Aim of the exercise
Search the data for the string "this" and gather each line it is in.

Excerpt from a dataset
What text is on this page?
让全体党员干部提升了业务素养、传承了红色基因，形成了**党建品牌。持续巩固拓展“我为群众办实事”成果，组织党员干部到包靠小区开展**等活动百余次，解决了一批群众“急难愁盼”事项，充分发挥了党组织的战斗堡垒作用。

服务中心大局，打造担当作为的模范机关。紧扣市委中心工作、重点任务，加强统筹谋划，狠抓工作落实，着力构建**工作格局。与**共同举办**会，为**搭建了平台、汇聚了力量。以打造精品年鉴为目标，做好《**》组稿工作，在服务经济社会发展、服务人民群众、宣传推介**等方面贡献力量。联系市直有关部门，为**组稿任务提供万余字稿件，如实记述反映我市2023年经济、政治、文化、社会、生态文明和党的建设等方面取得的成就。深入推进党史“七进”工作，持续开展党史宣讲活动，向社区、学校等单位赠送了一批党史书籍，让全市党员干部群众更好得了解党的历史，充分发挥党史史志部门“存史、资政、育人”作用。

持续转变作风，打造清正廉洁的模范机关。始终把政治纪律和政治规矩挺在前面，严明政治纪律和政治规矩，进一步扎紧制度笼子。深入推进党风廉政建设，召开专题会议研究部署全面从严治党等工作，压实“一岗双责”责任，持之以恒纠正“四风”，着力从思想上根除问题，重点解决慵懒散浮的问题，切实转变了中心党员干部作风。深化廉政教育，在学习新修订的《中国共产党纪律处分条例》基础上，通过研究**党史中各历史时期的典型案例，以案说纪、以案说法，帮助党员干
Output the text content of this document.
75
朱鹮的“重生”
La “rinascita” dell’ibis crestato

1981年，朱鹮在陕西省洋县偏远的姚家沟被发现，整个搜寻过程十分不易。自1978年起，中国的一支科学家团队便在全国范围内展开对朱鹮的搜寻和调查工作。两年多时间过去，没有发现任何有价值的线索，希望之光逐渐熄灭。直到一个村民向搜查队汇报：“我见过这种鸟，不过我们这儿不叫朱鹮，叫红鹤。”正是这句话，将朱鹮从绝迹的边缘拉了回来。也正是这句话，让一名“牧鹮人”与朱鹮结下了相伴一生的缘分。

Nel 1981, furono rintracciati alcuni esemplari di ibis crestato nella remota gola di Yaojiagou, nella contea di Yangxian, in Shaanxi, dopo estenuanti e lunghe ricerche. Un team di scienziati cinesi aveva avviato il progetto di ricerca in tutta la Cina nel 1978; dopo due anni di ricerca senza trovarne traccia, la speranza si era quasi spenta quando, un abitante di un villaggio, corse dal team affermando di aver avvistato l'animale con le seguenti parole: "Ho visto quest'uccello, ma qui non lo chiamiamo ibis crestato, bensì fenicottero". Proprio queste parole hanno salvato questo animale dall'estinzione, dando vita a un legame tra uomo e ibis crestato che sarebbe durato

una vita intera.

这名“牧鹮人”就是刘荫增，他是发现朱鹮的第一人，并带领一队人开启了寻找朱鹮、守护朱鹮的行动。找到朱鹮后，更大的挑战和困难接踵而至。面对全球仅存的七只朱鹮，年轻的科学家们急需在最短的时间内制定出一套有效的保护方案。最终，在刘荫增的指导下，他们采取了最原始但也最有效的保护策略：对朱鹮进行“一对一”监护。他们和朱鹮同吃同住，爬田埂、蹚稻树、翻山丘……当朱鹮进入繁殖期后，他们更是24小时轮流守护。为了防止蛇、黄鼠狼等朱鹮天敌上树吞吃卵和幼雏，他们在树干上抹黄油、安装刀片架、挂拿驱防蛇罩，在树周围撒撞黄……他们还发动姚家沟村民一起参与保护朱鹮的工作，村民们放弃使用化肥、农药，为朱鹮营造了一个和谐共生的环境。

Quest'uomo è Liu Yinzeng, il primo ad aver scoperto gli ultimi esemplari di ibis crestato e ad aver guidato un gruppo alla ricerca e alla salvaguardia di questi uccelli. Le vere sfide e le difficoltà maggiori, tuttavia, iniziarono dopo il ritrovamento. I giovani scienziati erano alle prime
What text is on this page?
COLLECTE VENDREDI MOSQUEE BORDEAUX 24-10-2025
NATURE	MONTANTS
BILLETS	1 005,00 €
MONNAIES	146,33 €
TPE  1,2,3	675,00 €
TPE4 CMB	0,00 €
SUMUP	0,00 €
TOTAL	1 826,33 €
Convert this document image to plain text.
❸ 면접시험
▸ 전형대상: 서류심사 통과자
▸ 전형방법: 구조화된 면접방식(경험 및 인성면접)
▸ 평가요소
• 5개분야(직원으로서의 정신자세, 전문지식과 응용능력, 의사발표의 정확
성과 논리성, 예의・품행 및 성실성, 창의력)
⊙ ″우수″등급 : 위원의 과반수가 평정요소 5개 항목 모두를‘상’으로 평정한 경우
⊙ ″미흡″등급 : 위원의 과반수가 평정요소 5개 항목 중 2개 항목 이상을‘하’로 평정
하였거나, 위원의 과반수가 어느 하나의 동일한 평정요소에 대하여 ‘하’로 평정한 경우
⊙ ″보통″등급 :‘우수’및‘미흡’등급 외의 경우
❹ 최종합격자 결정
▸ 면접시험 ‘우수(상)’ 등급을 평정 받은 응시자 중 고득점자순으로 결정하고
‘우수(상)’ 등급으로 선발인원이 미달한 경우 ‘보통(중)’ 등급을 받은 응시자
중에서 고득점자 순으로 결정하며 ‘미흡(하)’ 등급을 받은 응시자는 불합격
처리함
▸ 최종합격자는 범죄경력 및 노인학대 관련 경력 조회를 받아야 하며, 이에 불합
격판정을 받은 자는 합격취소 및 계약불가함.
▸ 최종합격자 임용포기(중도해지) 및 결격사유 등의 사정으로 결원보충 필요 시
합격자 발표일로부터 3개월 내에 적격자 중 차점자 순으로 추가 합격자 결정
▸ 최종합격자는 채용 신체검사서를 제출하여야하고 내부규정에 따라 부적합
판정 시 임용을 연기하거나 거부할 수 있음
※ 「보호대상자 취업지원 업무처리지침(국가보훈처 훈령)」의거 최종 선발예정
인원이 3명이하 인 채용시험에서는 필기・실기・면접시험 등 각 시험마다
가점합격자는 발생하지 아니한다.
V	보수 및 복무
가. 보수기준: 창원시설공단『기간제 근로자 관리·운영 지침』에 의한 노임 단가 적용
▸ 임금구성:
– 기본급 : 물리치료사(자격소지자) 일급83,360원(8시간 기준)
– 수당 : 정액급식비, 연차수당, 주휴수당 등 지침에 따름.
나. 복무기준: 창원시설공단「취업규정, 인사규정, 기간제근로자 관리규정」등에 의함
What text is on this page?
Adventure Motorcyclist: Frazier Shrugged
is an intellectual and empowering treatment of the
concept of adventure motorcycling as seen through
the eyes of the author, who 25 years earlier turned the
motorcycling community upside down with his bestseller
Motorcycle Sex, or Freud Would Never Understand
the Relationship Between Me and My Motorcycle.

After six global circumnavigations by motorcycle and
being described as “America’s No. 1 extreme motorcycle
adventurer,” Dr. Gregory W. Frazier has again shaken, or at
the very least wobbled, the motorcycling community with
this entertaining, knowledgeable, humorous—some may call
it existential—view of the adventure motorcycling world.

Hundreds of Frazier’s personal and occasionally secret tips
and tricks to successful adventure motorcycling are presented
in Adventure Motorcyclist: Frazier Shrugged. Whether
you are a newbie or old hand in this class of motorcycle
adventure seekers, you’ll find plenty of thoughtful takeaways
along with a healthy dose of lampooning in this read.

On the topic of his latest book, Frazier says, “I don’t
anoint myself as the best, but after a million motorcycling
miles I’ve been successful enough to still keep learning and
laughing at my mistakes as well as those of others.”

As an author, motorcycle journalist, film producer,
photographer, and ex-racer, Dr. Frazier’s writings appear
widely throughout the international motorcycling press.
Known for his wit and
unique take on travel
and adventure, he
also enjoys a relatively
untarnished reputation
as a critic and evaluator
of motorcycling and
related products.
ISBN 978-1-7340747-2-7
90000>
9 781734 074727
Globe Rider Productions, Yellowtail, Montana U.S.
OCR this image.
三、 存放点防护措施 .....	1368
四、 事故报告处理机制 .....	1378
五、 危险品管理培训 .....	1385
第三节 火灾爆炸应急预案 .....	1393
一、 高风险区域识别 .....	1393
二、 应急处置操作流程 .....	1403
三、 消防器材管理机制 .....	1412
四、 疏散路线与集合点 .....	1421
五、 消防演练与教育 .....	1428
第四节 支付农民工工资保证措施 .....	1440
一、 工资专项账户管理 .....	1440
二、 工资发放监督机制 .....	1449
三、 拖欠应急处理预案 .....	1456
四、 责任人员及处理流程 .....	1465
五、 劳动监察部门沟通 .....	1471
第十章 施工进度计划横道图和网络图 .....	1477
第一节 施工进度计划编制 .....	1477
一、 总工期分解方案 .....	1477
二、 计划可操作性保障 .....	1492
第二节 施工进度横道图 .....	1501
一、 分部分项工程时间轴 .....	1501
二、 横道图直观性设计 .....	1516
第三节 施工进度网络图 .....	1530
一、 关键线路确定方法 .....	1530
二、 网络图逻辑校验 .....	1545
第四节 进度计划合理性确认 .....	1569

Exercise output
What text is on this page?
Output the text content of this document.
What text is on this page?
Convert this document image to plain text.
What text is on this page?
this entertaining, knowledgeable, humorous—some may call
you are a newbie or old hand in this class of motorcycle
along with a healthy dose of lampooning in this read.
OCR this image.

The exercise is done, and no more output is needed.